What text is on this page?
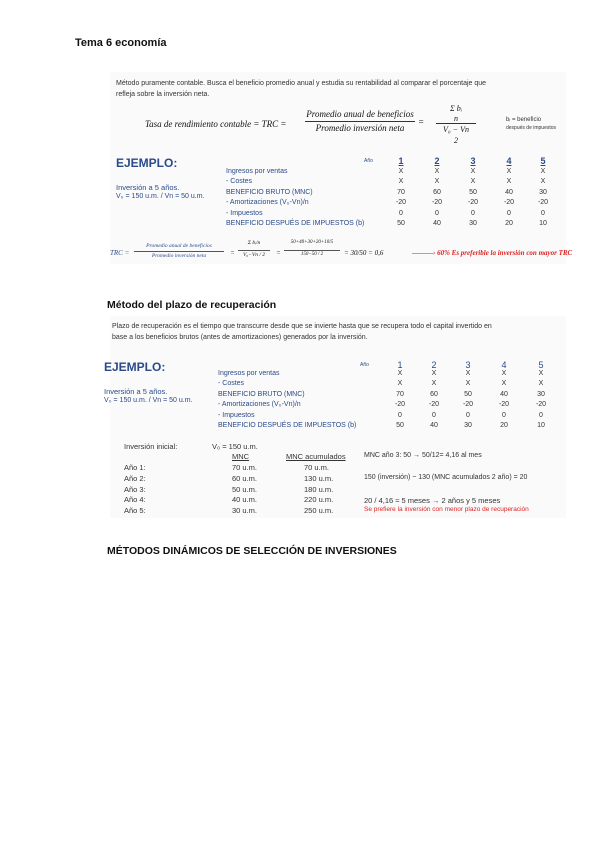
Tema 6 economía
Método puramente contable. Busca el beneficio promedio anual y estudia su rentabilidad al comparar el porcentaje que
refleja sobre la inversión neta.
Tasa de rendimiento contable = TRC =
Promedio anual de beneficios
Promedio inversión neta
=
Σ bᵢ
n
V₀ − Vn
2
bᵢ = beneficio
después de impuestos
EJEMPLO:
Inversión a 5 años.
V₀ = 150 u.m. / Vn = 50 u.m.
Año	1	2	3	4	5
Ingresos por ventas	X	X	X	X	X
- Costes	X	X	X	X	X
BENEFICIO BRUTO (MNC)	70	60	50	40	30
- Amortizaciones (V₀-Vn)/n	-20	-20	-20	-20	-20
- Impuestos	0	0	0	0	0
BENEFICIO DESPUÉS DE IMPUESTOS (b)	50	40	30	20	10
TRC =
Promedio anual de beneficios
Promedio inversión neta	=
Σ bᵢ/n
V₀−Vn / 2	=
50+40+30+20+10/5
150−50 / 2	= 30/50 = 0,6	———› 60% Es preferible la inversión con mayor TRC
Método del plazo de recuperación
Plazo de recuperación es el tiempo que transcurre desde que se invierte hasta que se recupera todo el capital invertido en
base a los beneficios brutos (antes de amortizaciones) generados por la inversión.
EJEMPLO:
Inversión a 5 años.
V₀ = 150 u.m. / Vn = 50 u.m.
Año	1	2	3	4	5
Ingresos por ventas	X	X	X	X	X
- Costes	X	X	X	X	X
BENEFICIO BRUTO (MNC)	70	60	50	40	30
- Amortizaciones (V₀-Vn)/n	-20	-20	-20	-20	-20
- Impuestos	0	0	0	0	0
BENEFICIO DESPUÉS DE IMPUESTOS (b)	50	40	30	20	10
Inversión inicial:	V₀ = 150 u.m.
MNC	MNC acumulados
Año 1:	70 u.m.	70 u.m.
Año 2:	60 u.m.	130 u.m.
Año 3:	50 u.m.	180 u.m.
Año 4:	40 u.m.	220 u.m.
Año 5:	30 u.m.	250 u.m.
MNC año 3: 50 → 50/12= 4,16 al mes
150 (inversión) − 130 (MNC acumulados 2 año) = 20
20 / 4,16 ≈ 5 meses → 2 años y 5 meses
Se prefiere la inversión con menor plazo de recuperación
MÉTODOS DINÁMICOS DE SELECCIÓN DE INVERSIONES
+++
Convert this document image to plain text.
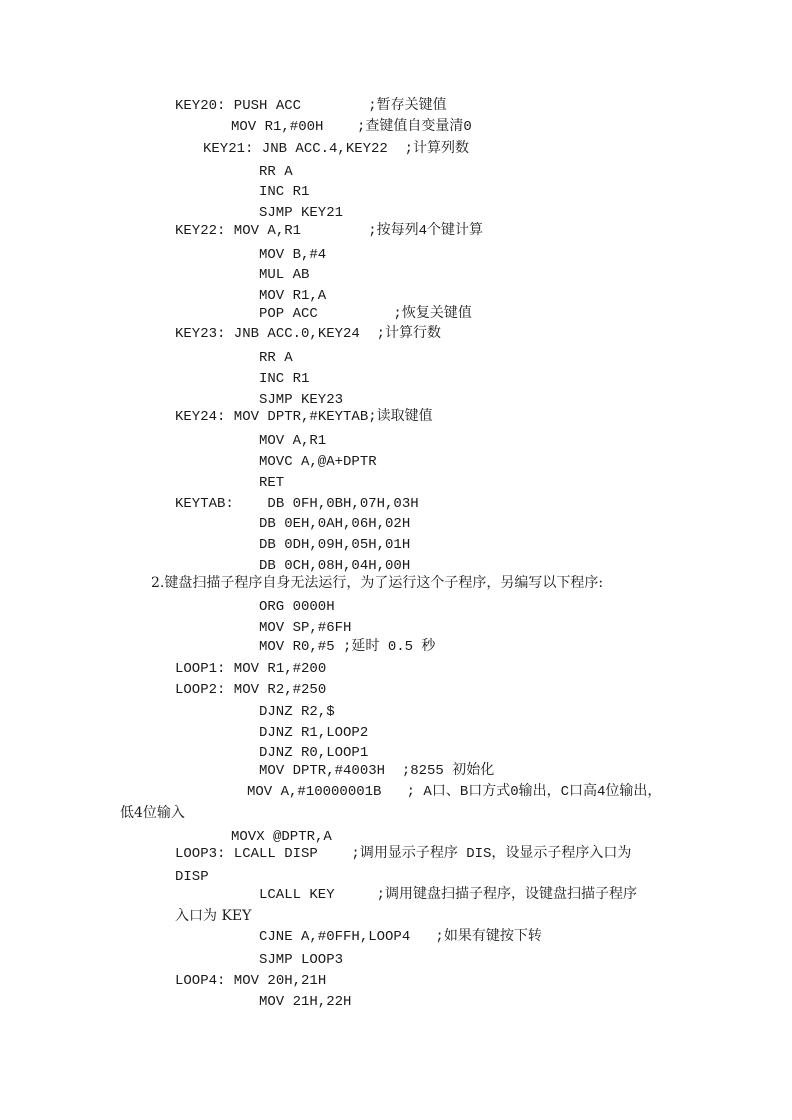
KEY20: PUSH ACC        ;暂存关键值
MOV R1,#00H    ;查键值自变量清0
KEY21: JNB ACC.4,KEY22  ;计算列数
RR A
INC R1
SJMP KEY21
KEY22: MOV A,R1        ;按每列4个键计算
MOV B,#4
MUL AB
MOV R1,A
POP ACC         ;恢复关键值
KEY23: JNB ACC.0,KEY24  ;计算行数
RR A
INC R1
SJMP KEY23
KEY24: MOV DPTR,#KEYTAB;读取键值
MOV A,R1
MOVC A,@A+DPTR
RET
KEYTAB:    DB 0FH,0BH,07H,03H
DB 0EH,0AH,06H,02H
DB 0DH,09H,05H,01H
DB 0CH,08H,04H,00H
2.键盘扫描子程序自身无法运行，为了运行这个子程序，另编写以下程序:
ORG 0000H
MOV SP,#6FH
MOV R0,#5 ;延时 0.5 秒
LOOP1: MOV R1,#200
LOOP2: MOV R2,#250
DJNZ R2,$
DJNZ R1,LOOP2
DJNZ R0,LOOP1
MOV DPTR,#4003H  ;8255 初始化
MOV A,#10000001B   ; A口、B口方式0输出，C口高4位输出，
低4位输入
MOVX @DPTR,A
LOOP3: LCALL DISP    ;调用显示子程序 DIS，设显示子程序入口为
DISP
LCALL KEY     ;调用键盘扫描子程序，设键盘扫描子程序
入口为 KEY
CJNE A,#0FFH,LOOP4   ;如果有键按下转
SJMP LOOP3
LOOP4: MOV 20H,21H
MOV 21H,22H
+++
What you should do
Look through the data and gather every line with the string "DISP" in it.

Solution below
LOOP3: LCALL DISP    ;调用显示子程序 DIS，设显示子程序入口为
DISP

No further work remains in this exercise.